● **What to work on**
From the entries provided below, copy each line that contains the word "Corrección".

------------------------------------------------------------

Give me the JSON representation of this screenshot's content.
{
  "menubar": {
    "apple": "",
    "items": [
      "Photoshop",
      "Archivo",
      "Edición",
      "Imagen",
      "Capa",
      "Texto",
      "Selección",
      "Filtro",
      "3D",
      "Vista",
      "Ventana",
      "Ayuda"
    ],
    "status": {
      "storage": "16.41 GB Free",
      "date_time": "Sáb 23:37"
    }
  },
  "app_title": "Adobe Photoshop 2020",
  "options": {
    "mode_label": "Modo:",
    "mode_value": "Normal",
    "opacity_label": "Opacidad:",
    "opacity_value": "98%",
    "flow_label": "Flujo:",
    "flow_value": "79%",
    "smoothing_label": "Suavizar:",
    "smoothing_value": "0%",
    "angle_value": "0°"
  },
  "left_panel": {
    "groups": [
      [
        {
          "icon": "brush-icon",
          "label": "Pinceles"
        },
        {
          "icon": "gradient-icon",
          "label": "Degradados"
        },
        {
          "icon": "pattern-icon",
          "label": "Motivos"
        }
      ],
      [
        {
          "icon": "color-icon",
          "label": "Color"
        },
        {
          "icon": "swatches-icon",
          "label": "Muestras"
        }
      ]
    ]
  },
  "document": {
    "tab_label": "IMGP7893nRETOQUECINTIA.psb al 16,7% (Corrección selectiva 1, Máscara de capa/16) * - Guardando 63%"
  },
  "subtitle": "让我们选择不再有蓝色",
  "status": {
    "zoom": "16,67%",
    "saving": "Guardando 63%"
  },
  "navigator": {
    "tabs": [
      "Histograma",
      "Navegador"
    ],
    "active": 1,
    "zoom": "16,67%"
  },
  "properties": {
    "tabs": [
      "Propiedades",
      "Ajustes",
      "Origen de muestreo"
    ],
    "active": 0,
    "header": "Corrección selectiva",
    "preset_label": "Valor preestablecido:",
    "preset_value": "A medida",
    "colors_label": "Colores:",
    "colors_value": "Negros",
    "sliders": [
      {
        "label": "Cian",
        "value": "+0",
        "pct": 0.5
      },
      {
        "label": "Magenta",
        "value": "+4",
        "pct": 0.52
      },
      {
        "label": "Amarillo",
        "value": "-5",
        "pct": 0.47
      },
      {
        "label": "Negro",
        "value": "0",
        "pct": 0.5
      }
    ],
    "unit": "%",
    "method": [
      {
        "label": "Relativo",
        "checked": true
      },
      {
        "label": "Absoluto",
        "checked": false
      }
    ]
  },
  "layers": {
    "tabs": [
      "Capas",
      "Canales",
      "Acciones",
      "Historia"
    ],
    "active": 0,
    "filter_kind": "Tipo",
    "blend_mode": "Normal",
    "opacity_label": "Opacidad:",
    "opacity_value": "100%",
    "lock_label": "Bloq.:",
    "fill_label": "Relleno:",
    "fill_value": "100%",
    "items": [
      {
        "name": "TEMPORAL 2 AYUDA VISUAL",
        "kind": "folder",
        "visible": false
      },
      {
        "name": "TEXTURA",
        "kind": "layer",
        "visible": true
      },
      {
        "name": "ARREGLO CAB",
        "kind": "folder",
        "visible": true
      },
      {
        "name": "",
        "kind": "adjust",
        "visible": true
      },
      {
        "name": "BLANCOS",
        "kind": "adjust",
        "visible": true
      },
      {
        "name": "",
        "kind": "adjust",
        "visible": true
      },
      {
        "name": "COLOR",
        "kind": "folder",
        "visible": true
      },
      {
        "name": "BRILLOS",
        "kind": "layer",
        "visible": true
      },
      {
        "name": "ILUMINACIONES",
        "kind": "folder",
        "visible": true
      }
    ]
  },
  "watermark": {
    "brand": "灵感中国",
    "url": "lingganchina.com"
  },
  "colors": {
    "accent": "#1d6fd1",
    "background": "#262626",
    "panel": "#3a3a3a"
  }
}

------------------------------------------------------------

● **Written response**
    "tab_label": "IMGP7893nRETOQUECINTIA.psb al 16,7% (Corrección selectiva 1, Máscara de capa/16) * - Guardando 63%"
    "header": "Corrección selectiva",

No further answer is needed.